__TASK DESCRIPTION__: Scan the entries below. List each line with "flowchart".

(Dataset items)
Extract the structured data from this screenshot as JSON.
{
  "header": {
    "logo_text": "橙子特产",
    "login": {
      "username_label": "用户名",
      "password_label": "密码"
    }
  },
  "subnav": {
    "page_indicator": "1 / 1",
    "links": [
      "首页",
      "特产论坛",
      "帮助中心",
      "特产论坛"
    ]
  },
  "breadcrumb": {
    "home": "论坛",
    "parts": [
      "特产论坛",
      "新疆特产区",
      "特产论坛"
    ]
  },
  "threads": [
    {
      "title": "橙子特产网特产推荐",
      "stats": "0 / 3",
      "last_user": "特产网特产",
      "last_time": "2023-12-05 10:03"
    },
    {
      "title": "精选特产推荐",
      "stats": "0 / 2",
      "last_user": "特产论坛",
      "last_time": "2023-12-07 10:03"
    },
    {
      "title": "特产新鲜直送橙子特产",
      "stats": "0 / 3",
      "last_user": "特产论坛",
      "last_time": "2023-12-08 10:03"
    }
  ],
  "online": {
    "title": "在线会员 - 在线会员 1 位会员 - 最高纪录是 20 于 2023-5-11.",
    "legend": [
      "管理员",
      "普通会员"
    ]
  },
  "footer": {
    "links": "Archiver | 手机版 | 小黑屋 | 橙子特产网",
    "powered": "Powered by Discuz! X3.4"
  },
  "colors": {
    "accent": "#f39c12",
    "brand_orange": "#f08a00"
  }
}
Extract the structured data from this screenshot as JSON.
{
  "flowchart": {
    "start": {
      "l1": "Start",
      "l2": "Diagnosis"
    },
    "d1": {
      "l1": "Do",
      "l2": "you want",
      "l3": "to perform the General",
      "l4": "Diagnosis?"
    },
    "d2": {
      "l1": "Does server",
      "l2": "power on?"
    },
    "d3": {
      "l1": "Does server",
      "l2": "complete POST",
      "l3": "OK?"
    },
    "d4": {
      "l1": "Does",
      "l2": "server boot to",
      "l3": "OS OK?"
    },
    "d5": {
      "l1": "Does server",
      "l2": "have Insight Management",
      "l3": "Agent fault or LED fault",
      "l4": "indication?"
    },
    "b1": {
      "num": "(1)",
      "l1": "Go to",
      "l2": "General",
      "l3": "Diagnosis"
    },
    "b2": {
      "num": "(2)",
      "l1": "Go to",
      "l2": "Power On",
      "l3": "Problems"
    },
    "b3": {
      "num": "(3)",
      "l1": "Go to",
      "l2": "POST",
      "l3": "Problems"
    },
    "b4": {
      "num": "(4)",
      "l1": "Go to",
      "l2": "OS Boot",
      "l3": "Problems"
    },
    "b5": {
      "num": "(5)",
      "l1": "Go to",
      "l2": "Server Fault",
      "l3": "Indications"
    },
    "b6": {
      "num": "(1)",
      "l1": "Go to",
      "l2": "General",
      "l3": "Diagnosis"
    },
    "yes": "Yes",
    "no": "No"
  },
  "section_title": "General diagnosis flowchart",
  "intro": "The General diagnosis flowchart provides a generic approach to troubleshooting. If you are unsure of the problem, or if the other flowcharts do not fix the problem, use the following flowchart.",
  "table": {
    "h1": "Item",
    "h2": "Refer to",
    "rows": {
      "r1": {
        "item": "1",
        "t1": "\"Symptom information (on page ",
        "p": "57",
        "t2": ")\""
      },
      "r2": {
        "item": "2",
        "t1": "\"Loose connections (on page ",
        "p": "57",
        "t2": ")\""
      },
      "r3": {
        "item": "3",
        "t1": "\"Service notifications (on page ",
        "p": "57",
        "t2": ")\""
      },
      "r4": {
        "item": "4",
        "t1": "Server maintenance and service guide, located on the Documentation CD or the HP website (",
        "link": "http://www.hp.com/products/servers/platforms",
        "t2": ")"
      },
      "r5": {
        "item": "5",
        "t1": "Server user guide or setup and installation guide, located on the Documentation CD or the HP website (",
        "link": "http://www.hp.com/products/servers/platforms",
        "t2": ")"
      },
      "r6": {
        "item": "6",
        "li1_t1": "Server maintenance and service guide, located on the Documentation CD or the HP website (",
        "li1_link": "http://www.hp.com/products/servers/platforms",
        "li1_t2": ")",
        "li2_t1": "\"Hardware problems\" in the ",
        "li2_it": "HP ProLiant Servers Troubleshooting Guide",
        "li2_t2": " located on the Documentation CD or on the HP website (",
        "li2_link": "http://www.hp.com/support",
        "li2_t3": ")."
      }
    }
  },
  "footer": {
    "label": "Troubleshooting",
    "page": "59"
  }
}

__EXERCISE RESULT__:
  "flowchart": {
  "section_title": "General diagnosis flowchart",
  "intro": "The General diagnosis flowchart provides a generic approach to troubleshooting. If you are unsure of the problem, or if the other flowcharts do not fix the problem, use the following flowchart.",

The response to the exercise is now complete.